■ **JOB**:
Give only one thing: the number of lines that include the word "unapproachable".

■ **TASK INPUT**:
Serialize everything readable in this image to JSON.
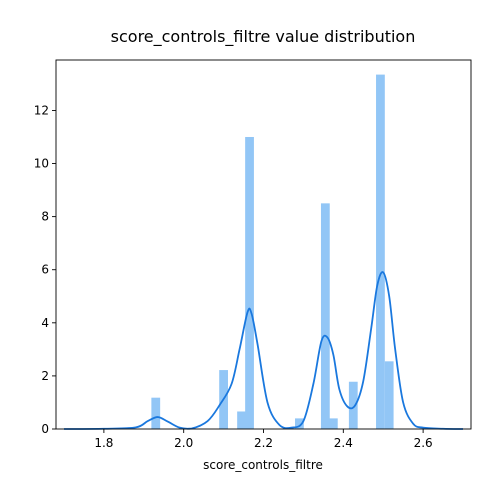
{
  "chart_data": {
    "type": "bar",
    "title": "score_controls_filtre value distribution",
    "xlabel": "score_controls_filtre",
    "ylabel": "",
    "xlim": [
      1.68,
      2.72
    ],
    "ylim": [
      0,
      13.9
    ],
    "xticks": [
      "1.8",
      "2.0",
      "2.2",
      "2.4",
      "2.6"
    ],
    "yticks": [
      "0",
      "2",
      "4",
      "6",
      "8",
      "10",
      "12"
    ],
    "grid": false,
    "colors": {
      "bars": "#92c6f6",
      "kde": "#1a78de"
    },
    "histogram": {
      "bin_width": 0.022,
      "bins": [
        {
          "x": 1.93,
          "height": 1.18
        },
        {
          "x": 2.1,
          "height": 2.22
        },
        {
          "x": 2.145,
          "height": 0.66
        },
        {
          "x": 2.165,
          "height": 11.0
        },
        {
          "x": 2.29,
          "height": 0.4
        },
        {
          "x": 2.355,
          "height": 8.5
        },
        {
          "x": 2.375,
          "height": 0.4
        },
        {
          "x": 2.425,
          "height": 1.78
        },
        {
          "x": 2.493,
          "height": 13.35
        },
        {
          "x": 2.515,
          "height": 2.55
        }
      ]
    },
    "kde": {
      "x": [
        1.7,
        1.8,
        1.88,
        1.91,
        1.935,
        1.96,
        1.99,
        2.02,
        2.06,
        2.09,
        2.12,
        2.14,
        2.16,
        2.17,
        2.185,
        2.21,
        2.24,
        2.27,
        2.3,
        2.325,
        2.345,
        2.36,
        2.375,
        2.39,
        2.41,
        2.43,
        2.45,
        2.47,
        2.485,
        2.5,
        2.515,
        2.53,
        2.55,
        2.575,
        2.6,
        2.65,
        2.7
      ],
      "y": [
        0,
        0.01,
        0.06,
        0.3,
        0.45,
        0.28,
        0.05,
        0.02,
        0.3,
        0.9,
        1.7,
        3.0,
        4.4,
        4.35,
        3.2,
        1.0,
        0.15,
        0.05,
        0.3,
        1.7,
        3.3,
        3.45,
        2.8,
        1.5,
        0.85,
        0.9,
        1.8,
        3.8,
        5.4,
        5.9,
        5.0,
        3.0,
        1.0,
        0.2,
        0.05,
        0.01,
        0
      ]
    }
  }
}
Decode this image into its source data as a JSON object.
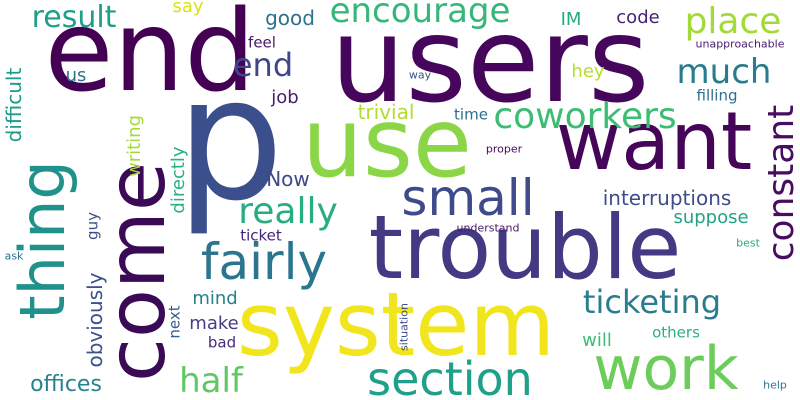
{
  "words": [
    {
      "id": "p",
      "text": "p",
      "color": "#3b4f8c",
      "orientation": "horizontal"
    },
    {
      "id": "users",
      "text": "users",
      "color": "#46065b",
      "orientation": "horizontal"
    },
    {
      "id": "end_large",
      "text": "end",
      "color": "#440154",
      "orientation": "horizontal"
    },
    {
      "id": "want",
      "text": "want",
      "color": "#450559",
      "orientation": "horizontal"
    },
    {
      "id": "use",
      "text": "use",
      "color": "#8bd646",
      "orientation": "horizontal"
    },
    {
      "id": "trouble",
      "text": "trouble",
      "color": "#443a83",
      "orientation": "horizontal"
    },
    {
      "id": "system",
      "text": "system",
      "color": "#f1e51d",
      "orientation": "horizontal"
    },
    {
      "id": "come",
      "text": "come",
      "color": "#3a0a57",
      "orientation": "vertical"
    },
    {
      "id": "thing",
      "text": "thing",
      "color": "#21918c",
      "orientation": "vertical"
    },
    {
      "id": "work",
      "text": "work",
      "color": "#6ccd5a",
      "orientation": "horizontal"
    },
    {
      "id": "section",
      "text": "section",
      "color": "#1fa088",
      "orientation": "horizontal"
    },
    {
      "id": "small",
      "text": "small",
      "color": "#3e4a89",
      "orientation": "horizontal"
    },
    {
      "id": "fairly",
      "text": "fairly",
      "color": "#2a768e",
      "orientation": "horizontal"
    },
    {
      "id": "constant",
      "text": "constant",
      "color": "#470d60",
      "orientation": "vertical"
    },
    {
      "id": "really",
      "text": "really",
      "color": "#27ad81",
      "orientation": "horizontal"
    },
    {
      "id": "encourage",
      "text": "encourage",
      "color": "#35b779",
      "orientation": "horizontal"
    },
    {
      "id": "place",
      "text": "place",
      "color": "#a2da37",
      "orientation": "horizontal"
    },
    {
      "id": "coworkers",
      "text": "coworkers",
      "color": "#3dbc74",
      "orientation": "horizontal"
    },
    {
      "id": "result",
      "text": "result",
      "color": "#1f9e89",
      "orientation": "horizontal"
    },
    {
      "id": "ticketing",
      "text": "ticketing",
      "color": "#287d8e",
      "orientation": "horizontal"
    },
    {
      "id": "half",
      "text": "half",
      "color": "#5ec962",
      "orientation": "horizontal"
    },
    {
      "id": "much",
      "text": "much",
      "color": "#297b8e",
      "orientation": "horizontal"
    },
    {
      "id": "end_small",
      "text": "end",
      "color": "#3f4788",
      "orientation": "horizontal"
    },
    {
      "id": "interruptions",
      "text": "interruptions",
      "color": "#3e4c8a",
      "orientation": "horizontal"
    },
    {
      "id": "offices",
      "text": "offices",
      "color": "#26828e",
      "orientation": "horizontal"
    },
    {
      "id": "difficult",
      "text": "difficult",
      "color": "#1e9b8a",
      "orientation": "vertical"
    },
    {
      "id": "obviously",
      "text": "obviously",
      "color": "#3b528b",
      "orientation": "vertical"
    },
    {
      "id": "directly",
      "text": "directly",
      "color": "#2ab07f",
      "orientation": "vertical"
    },
    {
      "id": "writing",
      "text": "writing",
      "color": "#a5db36",
      "orientation": "vertical"
    },
    {
      "id": "suppose",
      "text": "suppose",
      "color": "#20a386",
      "orientation": "horizontal"
    },
    {
      "id": "trivial",
      "text": "trivial",
      "color": "#b0dd2f",
      "orientation": "horizontal"
    },
    {
      "id": "now",
      "text": "Now",
      "color": "#3e4989",
      "orientation": "horizontal"
    },
    {
      "id": "good",
      "text": "good",
      "color": "#2d718e",
      "orientation": "horizontal"
    },
    {
      "id": "code",
      "text": "code",
      "color": "#482173",
      "orientation": "horizontal"
    },
    {
      "id": "im",
      "text": "IM",
      "color": "#25ab82",
      "orientation": "horizontal"
    },
    {
      "id": "say",
      "text": "say",
      "color": "#d8e219",
      "orientation": "horizontal"
    },
    {
      "id": "job",
      "text": "job",
      "color": "#481c6e",
      "orientation": "horizontal"
    },
    {
      "id": "feel",
      "text": "feel",
      "color": "#48186a",
      "orientation": "horizontal"
    },
    {
      "id": "us",
      "text": "us",
      "color": "#2c728e",
      "orientation": "horizontal"
    },
    {
      "id": "hey",
      "text": "hey",
      "color": "#b5de2b",
      "orientation": "horizontal"
    },
    {
      "id": "filling",
      "text": "filling",
      "color": "#2e6e8e",
      "orientation": "horizontal"
    },
    {
      "id": "unapproachable",
      "text": "unapproachable",
      "color": "#481d6f",
      "orientation": "horizontal"
    },
    {
      "id": "time",
      "text": "time",
      "color": "#2f6c8e",
      "orientation": "horizontal"
    },
    {
      "id": "proper",
      "text": "proper",
      "color": "#460a5d",
      "orientation": "horizontal"
    },
    {
      "id": "way",
      "text": "way",
      "color": "#3a548c",
      "orientation": "horizontal"
    },
    {
      "id": "guy",
      "text": "guy",
      "color": "#3c508b",
      "orientation": "vertical"
    },
    {
      "id": "ticket",
      "text": "ticket",
      "color": "#482677",
      "orientation": "horizontal"
    },
    {
      "id": "understand",
      "text": "understand",
      "color": "#481a6c",
      "orientation": "horizontal"
    },
    {
      "id": "mind",
      "text": "mind",
      "color": "#27808e",
      "orientation": "horizontal"
    },
    {
      "id": "make",
      "text": "make",
      "color": "#433d84",
      "orientation": "horizontal"
    },
    {
      "id": "next",
      "text": "next",
      "color": "#355f8d",
      "orientation": "vertical"
    },
    {
      "id": "will",
      "text": "will",
      "color": "#3fbc73",
      "orientation": "horizontal"
    },
    {
      "id": "others",
      "text": "others",
      "color": "#2db27d",
      "orientation": "horizontal"
    },
    {
      "id": "bad",
      "text": "bad",
      "color": "#472c7a",
      "orientation": "horizontal"
    },
    {
      "id": "situation",
      "text": "situation",
      "color": "#3d4d8a",
      "orientation": "vertical"
    },
    {
      "id": "best",
      "text": "best",
      "color": "#26ad81",
      "orientation": "horizontal"
    },
    {
      "id": "ask",
      "text": "ask",
      "color": "#2c718e",
      "orientation": "horizontal"
    },
    {
      "id": "help",
      "text": "help",
      "color": "#297a8e",
      "orientation": "horizontal"
    }
  ]
}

■ **TASK SOLUTION**:
2